AIM:
Print out the entries below with no edits.

PROVIDED MATERIAL:
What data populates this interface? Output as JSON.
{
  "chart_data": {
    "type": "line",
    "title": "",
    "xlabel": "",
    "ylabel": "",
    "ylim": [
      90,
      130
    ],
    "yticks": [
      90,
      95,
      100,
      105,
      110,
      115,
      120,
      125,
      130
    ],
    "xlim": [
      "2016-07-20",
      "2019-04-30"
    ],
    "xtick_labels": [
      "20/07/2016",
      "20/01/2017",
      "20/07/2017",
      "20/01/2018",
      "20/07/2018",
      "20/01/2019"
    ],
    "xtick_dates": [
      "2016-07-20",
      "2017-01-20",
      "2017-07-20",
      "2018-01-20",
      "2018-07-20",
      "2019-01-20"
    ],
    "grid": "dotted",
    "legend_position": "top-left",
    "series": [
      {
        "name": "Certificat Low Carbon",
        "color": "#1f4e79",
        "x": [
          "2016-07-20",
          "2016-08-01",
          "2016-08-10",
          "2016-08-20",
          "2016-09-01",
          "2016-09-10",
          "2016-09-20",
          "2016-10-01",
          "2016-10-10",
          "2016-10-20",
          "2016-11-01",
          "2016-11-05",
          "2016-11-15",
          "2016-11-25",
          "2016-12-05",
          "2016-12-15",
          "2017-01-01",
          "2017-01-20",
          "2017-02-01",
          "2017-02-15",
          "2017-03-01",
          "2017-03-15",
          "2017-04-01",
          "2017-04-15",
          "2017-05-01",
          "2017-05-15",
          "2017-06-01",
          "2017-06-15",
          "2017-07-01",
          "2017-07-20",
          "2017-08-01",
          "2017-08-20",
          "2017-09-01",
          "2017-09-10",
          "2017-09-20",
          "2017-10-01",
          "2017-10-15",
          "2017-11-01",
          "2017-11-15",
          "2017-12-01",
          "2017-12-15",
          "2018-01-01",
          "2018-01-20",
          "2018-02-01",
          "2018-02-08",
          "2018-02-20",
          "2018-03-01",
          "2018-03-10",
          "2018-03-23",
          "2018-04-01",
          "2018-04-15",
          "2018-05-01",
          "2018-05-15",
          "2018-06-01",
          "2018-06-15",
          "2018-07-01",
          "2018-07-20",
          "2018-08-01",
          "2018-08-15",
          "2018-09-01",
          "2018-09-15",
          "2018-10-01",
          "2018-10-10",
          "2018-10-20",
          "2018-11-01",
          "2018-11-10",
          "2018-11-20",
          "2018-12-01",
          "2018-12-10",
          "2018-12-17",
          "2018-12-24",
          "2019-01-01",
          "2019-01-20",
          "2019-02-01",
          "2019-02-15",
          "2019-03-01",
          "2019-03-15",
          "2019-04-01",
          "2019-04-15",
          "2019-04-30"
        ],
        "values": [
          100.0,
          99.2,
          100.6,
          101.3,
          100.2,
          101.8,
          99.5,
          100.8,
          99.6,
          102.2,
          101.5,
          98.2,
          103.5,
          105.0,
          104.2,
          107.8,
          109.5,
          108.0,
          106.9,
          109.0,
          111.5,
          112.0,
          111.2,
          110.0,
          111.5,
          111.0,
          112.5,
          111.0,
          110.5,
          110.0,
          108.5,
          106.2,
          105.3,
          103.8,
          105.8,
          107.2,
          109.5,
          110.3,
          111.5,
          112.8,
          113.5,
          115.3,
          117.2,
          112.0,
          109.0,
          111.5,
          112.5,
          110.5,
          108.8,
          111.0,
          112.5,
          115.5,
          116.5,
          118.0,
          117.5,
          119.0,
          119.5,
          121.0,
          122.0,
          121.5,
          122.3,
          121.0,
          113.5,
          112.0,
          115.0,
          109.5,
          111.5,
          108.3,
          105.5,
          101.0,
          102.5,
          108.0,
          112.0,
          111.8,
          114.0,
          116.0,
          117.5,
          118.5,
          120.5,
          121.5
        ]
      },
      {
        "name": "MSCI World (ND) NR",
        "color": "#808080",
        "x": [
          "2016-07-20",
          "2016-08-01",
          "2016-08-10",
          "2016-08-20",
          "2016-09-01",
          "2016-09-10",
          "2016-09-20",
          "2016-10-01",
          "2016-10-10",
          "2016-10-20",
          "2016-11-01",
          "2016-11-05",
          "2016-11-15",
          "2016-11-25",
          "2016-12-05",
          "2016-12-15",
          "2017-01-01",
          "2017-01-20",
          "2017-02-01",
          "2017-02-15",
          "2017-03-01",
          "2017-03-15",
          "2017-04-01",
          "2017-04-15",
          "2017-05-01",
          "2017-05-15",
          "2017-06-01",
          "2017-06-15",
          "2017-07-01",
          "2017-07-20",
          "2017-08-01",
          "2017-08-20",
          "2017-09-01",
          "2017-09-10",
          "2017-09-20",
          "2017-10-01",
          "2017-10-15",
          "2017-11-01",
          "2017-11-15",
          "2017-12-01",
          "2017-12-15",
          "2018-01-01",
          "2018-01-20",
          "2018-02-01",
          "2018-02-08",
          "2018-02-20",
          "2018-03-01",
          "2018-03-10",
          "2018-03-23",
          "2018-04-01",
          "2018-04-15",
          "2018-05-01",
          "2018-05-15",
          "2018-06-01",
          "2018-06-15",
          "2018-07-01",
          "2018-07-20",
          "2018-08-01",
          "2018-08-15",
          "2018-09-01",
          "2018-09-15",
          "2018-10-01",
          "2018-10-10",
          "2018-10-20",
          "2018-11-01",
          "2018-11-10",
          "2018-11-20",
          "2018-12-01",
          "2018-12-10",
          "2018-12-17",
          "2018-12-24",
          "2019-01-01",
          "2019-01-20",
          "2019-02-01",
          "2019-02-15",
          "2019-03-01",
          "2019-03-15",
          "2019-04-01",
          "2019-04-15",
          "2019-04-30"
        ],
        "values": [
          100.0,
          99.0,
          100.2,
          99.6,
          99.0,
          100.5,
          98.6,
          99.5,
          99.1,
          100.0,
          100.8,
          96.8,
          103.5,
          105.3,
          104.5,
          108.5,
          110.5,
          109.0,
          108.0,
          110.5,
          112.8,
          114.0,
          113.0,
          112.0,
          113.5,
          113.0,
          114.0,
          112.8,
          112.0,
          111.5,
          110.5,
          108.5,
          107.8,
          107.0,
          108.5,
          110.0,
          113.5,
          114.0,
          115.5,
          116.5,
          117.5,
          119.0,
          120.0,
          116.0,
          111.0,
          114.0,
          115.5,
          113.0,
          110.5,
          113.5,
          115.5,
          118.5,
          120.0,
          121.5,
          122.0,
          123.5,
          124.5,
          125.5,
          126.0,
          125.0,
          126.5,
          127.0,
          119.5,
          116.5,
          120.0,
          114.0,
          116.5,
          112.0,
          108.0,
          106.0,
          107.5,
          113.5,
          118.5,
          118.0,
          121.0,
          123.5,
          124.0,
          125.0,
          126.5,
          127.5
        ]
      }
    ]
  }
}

EXERCISE SOLUTION:
What data populates this interface? Output as JSON.
{
  "chart_data": {
    "type": "line",
    "title": "",
    "xlabel": "",
    "ylabel": "",
    "ylim": [
      90,
      130
    ],
    "yticks": [
      90,
      95,
      100,
      105,
      110,
      115,
      120,
      125,
      130
    ],
    "xlim": [
      "2016-07-20",
      "2019-04-30"
    ],
    "xtick_labels": [
      "20/07/2016",
      "20/01/2017",
      "20/07/2017",
      "20/01/2018",
      "20/07/2018",
      "20/01/2019"
    ],
    "xtick_dates": [
      "2016-07-20",
      "2017-01-20",
      "2017-07-20",
      "2018-01-20",
      "2018-07-20",
      "2019-01-20"
    ],
    "grid": "dotted",
    "legend_position": "top-left",
    "series": [
      {
        "name": "Certificat Low Carbon",
        "color": "#1f4e79",
        "x": [
          "2016-07-20",
          "2016-08-01",
          "2016-08-10",
          "2016-08-20",
          "2016-09-01",
          "2016-09-10",
          "2016-09-20",
          "2016-10-01",
          "2016-10-10",
          "2016-10-20",
          "2016-11-01",
          "2016-11-05",
          "2016-11-15",
          "2016-11-25",
          "2016-12-05",
          "2016-12-15",
          "2017-01-01",
          "2017-01-20",
          "2017-02-01",
          "2017-02-15",
          "2017-03-01",
          "2017-03-15",
          "2017-04-01",
          "2017-04-15",
          "2017-05-01",
          "2017-05-15",
          "2017-06-01",
          "2017-06-15",
          "2017-07-01",
          "2017-07-20",
          "2017-08-01",
          "2017-08-20",
          "2017-09-01",
          "2017-09-10",
          "2017-09-20",
          "2017-10-01",
          "2017-10-15",
          "2017-11-01",
          "2017-11-15",
          "2017-12-01",
          "2017-12-15",
          "2018-01-01",
          "2018-01-20",
          "2018-02-01",
          "2018-02-08",
          "2018-02-20",
          "2018-03-01",
          "2018-03-10",
          "2018-03-23",
          "2018-04-01",
          "2018-04-15",
          "2018-05-01",
          "2018-05-15",
          "2018-06-01",
          "2018-06-15",
          "2018-07-01",
          "2018-07-20",
          "2018-08-01",
          "2018-08-15",
          "2018-09-01",
          "2018-09-15",
          "2018-10-01",
          "2018-10-10",
          "2018-10-20",
          "2018-11-01",
          "2018-11-10",
          "2018-11-20",
          "2018-12-01",
          "2018-12-10",
          "2018-12-17",
          "2018-12-24",
          "2019-01-01",
          "2019-01-20",
          "2019-02-01",
          "2019-02-15",
          "2019-03-01",
          "2019-03-15",
          "2019-04-01",
          "2019-04-15",
          "2019-04-30"
        ],
        "values": [
          100.0,
          99.2,
          100.6,
          101.3,
          100.2,
          101.8,
          99.5,
          100.8,
          99.6,
          102.2,
          101.5,
          98.2,
          103.5,
          105.0,
          104.2,
          107.8,
          109.5,
          108.0,
          106.9,
          109.0,
          111.5,
          112.0,
          111.2,
          110.0,
          111.5,
          111.0,
          112.5,
          111.0,
          110.5,
          110.0,
          108.5,
          106.2,
          105.3,
          103.8,
          105.8,
          107.2,
          109.5,
          110.3,
          111.5,
          112.8,
          113.5,
          115.3,
          117.2,
          112.0,
          109.0,
          111.5,
          112.5,
          110.5,
          108.8,
          111.0,
          112.5,
          115.5,
          116.5,
          118.0,
          117.5,
          119.0,
          119.5,
          121.0,
          122.0,
          121.5,
          122.3,
          121.0,
          113.5,
          112.0,
          115.0,
          109.5,
          111.5,
          108.3,
          105.5,
          101.0,
          102.5,
          108.0,
          112.0,
          111.8,
          114.0,
          116.0,
          117.5,
          118.5,
          120.5,
          121.5
        ]
      },
      {
        "name": "MSCI World (ND) NR",
        "color": "#808080",
        "x": [
          "2016-07-20",
          "2016-08-01",
          "2016-08-10",
          "2016-08-20",
          "2016-09-01",
          "2016-09-10",
          "2016-09-20",
          "2016-10-01",
          "2016-10-10",
          "2016-10-20",
          "2016-11-01",
          "2016-11-05",
          "2016-11-15",
          "2016-11-25",
          "2016-12-05",
          "2016-12-15",
          "2017-01-01",
          "2017-01-20",
          "2017-02-01",
          "2017-02-15",
          "2017-03-01",
          "2017-03-15",
          "2017-04-01",
          "2017-04-15",
          "2017-05-01",
          "2017-05-15",
          "2017-06-01",
          "2017-06-15",
          "2017-07-01",
          "2017-07-20",
          "2017-08-01",
          "2017-08-20",
          "2017-09-01",
          "2017-09-10",
          "2017-09-20",
          "2017-10-01",
          "2017-10-15",
          "2017-11-01",
          "2017-11-15",
          "2017-12-01",
          "2017-12-15",
          "2018-01-01",
          "2018-01-20",
          "2018-02-01",
          "2018-02-08",
          "2018-02-20",
          "2018-03-01",
          "2018-03-10",
          "2018-03-23",
          "2018-04-01",
          "2018-04-15",
          "2018-05-01",
          "2018-05-15",
          "2018-06-01",
          "2018-06-15",
          "2018-07-01",
          "2018-07-20",
          "2018-08-01",
          "2018-08-15",
          "2018-09-01",
          "2018-09-15",
          "2018-10-01",
          "2018-10-10",
          "2018-10-20",
          "2018-11-01",
          "2018-11-10",
          "2018-11-20",
          "2018-12-01",
          "2018-12-10",
          "2018-12-17",
          "2018-12-24",
          "2019-01-01",
          "2019-01-20",
          "2019-02-01",
          "2019-02-15",
          "2019-03-01",
          "2019-03-15",
          "2019-04-01",
          "2019-04-15",
          "2019-04-30"
        ],
        "values": [
          100.0,
          99.0,
          100.2,
          99.6,
          99.0,
          100.5,
          98.6,
          99.5,
          99.1,
          100.0,
          100.8,
          96.8,
          103.5,
          105.3,
          104.5,
          108.5,
          110.5,
          109.0,
          108.0,
          110.5,
          112.8,
          114.0,
          113.0,
          112.0,
          113.5,
          113.0,
          114.0,
          112.8,
          112.0,
          111.5,
          110.5,
          108.5,
          107.8,
          107.0,
          108.5,
          110.0,
          113.5,
          114.0,
          115.5,
          116.5,
          117.5,
          119.0,
          120.0,
          116.0,
          111.0,
          114.0,
          115.5,
          113.0,
          110.5,
          113.5,
          115.5,
          118.5,
          120.0,
          121.5,
          122.0,
          123.5,
          124.5,
          125.5,
          126.0,
          125.0,
          126.5,
          127.0,
          119.5,
          116.5,
          120.0,
          114.0,
          116.5,
          112.0,
          108.0,
          106.0,
          107.5,
          113.5,
          118.5,
          118.0,
          121.0,
          123.5,
          124.0,
          125.0,
          126.5,
          127.5
        ]
      }
    ]
  }
}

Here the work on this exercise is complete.